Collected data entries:
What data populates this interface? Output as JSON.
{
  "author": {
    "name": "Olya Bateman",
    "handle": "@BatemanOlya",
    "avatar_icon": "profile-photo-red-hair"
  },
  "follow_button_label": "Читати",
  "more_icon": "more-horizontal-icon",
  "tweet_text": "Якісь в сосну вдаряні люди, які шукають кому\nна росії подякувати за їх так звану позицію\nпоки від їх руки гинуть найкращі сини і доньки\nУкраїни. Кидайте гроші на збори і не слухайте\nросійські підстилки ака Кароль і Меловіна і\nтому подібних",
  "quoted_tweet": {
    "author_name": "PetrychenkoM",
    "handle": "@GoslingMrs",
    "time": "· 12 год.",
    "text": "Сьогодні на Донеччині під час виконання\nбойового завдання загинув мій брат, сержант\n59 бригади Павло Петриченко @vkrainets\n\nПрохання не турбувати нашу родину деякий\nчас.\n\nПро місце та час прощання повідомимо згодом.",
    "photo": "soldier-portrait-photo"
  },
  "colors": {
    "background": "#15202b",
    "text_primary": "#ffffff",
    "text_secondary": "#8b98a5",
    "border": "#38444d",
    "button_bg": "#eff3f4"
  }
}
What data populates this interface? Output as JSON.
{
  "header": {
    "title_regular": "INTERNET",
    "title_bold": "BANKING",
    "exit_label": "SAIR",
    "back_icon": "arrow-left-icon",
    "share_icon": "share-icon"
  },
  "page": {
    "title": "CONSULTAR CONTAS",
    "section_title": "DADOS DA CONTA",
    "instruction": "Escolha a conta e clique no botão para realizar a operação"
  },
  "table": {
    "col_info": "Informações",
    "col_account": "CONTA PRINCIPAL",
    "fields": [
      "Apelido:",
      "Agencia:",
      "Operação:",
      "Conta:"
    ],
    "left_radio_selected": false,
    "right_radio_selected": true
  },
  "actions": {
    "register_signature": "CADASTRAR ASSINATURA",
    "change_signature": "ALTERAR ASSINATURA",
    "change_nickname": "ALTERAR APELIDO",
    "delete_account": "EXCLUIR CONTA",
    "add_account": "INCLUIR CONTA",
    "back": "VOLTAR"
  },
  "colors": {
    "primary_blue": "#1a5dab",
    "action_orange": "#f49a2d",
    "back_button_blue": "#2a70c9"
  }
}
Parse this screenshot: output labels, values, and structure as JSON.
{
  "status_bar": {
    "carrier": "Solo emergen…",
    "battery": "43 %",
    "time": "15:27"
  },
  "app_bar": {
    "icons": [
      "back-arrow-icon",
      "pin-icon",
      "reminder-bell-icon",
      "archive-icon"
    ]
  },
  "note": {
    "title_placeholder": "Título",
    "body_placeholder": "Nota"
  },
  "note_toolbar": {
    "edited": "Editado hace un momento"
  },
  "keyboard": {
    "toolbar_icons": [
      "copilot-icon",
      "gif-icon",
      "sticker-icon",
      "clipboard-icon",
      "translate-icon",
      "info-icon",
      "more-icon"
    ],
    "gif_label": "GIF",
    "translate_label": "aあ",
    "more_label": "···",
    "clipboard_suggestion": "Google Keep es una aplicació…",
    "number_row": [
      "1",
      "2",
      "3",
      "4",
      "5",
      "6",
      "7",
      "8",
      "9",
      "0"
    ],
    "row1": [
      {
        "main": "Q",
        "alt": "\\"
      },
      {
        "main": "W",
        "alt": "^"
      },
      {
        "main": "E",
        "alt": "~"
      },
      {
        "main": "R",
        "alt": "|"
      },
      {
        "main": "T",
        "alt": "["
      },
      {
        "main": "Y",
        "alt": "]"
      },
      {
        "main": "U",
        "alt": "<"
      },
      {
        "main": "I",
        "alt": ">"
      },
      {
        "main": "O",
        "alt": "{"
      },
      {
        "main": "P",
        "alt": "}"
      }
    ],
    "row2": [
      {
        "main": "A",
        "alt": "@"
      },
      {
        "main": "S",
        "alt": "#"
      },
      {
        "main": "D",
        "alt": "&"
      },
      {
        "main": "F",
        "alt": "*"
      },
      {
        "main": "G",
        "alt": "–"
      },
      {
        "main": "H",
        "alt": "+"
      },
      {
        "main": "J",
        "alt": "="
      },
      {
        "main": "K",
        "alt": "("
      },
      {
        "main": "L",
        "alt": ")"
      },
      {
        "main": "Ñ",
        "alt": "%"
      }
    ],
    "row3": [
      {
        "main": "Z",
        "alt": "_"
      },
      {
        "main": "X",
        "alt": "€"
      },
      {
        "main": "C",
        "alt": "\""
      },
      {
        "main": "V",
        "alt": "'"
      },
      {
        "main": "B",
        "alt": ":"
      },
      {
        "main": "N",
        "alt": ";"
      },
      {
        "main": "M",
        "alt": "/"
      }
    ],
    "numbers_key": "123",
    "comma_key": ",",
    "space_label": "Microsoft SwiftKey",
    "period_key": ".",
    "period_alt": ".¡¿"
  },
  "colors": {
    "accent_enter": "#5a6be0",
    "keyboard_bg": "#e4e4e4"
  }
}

EXERCISE: Write the listing out again, exactly as it reads.

EXERCISE OUTPUT:
What data populates this interface? Output as JSON.
{
  "author": {
    "name": "Olya Bateman",
    "handle": "@BatemanOlya",
    "avatar_icon": "profile-photo-red-hair"
  },
  "follow_button_label": "Читати",
  "more_icon": "more-horizontal-icon",
  "tweet_text": "Якісь в сосну вдаряні люди, які шукають кому\nна росії подякувати за їх так звану позицію\nпоки від їх руки гинуть найкращі сини і доньки\nУкраїни. Кидайте гроші на збори і не слухайте\nросійські підстилки ака Кароль і Меловіна і\nтому подібних",
  "quoted_tweet": {
    "author_name": "PetrychenkoM",
    "handle": "@GoslingMrs",
    "time": "· 12 год.",
    "text": "Сьогодні на Донеччині під час виконання\nбойового завдання загинув мій брат, сержант\n59 бригади Павло Петриченко @vkrainets\n\nПрохання не турбувати нашу родину деякий\nчас.\n\nПро місце та час прощання повідомимо згодом.",
    "photo": "soldier-portrait-photo"
  },
  "colors": {
    "background": "#15202b",
    "text_primary": "#ffffff",
    "text_secondary": "#8b98a5",
    "border": "#38444d",
    "button_bg": "#eff3f4"
  }
}
What data populates this interface? Output as JSON.
{
  "header": {
    "title_regular": "INTERNET",
    "title_bold": "BANKING",
    "exit_label": "SAIR",
    "back_icon": "arrow-left-icon",
    "share_icon": "share-icon"
  },
  "page": {
    "title": "CONSULTAR CONTAS",
    "section_title": "DADOS DA CONTA",
    "instruction": "Escolha a conta e clique no botão para realizar a operação"
  },
  "table": {
    "col_info": "Informações",
    "col_account": "CONTA PRINCIPAL",
    "fields": [
      "Apelido:",
      "Agencia:",
      "Operação:",
      "Conta:"
    ],
    "left_radio_selected": false,
    "right_radio_selected": true
  },
  "actions": {
    "register_signature": "CADASTRAR ASSINATURA",
    "change_signature": "ALTERAR ASSINATURA",
    "change_nickname": "ALTERAR APELIDO",
    "delete_account": "EXCLUIR CONTA",
    "add_account": "INCLUIR CONTA",
    "back": "VOLTAR"
  },
  "colors": {
    "primary_blue": "#1a5dab",
    "action_orange": "#f49a2d",
    "back_button_blue": "#2a70c9"
  }
}
Parse this screenshot: output labels, values, and structure as JSON.
{
  "status_bar": {
    "carrier": "Solo emergen…",
    "battery": "43 %",
    "time": "15:27"
  },
  "app_bar": {
    "icons": [
      "back-arrow-icon",
      "pin-icon",
      "reminder-bell-icon",
      "archive-icon"
    ]
  },
  "note": {
    "title_placeholder": "Título",
    "body_placeholder": "Nota"
  },
  "note_toolbar": {
    "edited": "Editado hace un momento"
  },
  "keyboard": {
    "toolbar_icons": [
      "copilot-icon",
      "gif-icon",
      "sticker-icon",
      "clipboard-icon",
      "translate-icon",
      "info-icon",
      "more-icon"
    ],
    "gif_label": "GIF",
    "translate_label": "aあ",
    "more_label": "···",
    "clipboard_suggestion": "Google Keep es una aplicació…",
    "number_row": [
      "1",
      "2",
      "3",
      "4",
      "5",
      "6",
      "7",
      "8",
      "9",
      "0"
    ],
    "row1": [
      {
        "main": "Q",
        "alt": "\\"
      },
      {
        "main": "W",
        "alt": "^"
      },
      {
        "main": "E",
        "alt": "~"
      },
      {
        "main": "R",
        "alt": "|"
      },
      {
        "main": "T",
        "alt": "["
      },
      {
        "main": "Y",
        "alt": "]"
      },
      {
        "main": "U",
        "alt": "<"
      },
      {
        "main": "I",
        "alt": ">"
      },
      {
        "main": "O",
        "alt": "{"
      },
      {
        "main": "P",
        "alt": "}"
      }
    ],
    "row2": [
      {
        "main": "A",
        "alt": "@"
      },
      {
        "main": "S",
        "alt": "#"
      },
      {
        "main": "D",
        "alt": "&"
      },
      {
        "main": "F",
        "alt": "*"
      },
      {
        "main": "G",
        "alt": "–"
      },
      {
        "main": "H",
        "alt": "+"
      },
      {
        "main": "J",
        "alt": "="
      },
      {
        "main": "K",
        "alt": "("
      },
      {
        "main": "L",
        "alt": ")"
      },
      {
        "main": "Ñ",
        "alt": "%"
      }
    ],
    "row3": [
      {
        "main": "Z",
        "alt": "_"
      },
      {
        "main": "X",
        "alt": "€"
      },
      {
        "main": "C",
        "alt": "\""
      },
      {
        "main": "V",
        "alt": "'"
      },
      {
        "main": "B",
        "alt": ":"
      },
      {
        "main": "N",
        "alt": ";"
      },
      {
        "main": "M",
        "alt": "/"
      }
    ],
    "numbers_key": "123",
    "comma_key": ",",
    "space_label": "Microsoft SwiftKey",
    "period_key": ".",
    "period_alt": ".¡¿"
  },
  "colors": {
    "accent_enter": "#5a6be0",
    "keyboard_bg": "#e4e4e4"
  }
}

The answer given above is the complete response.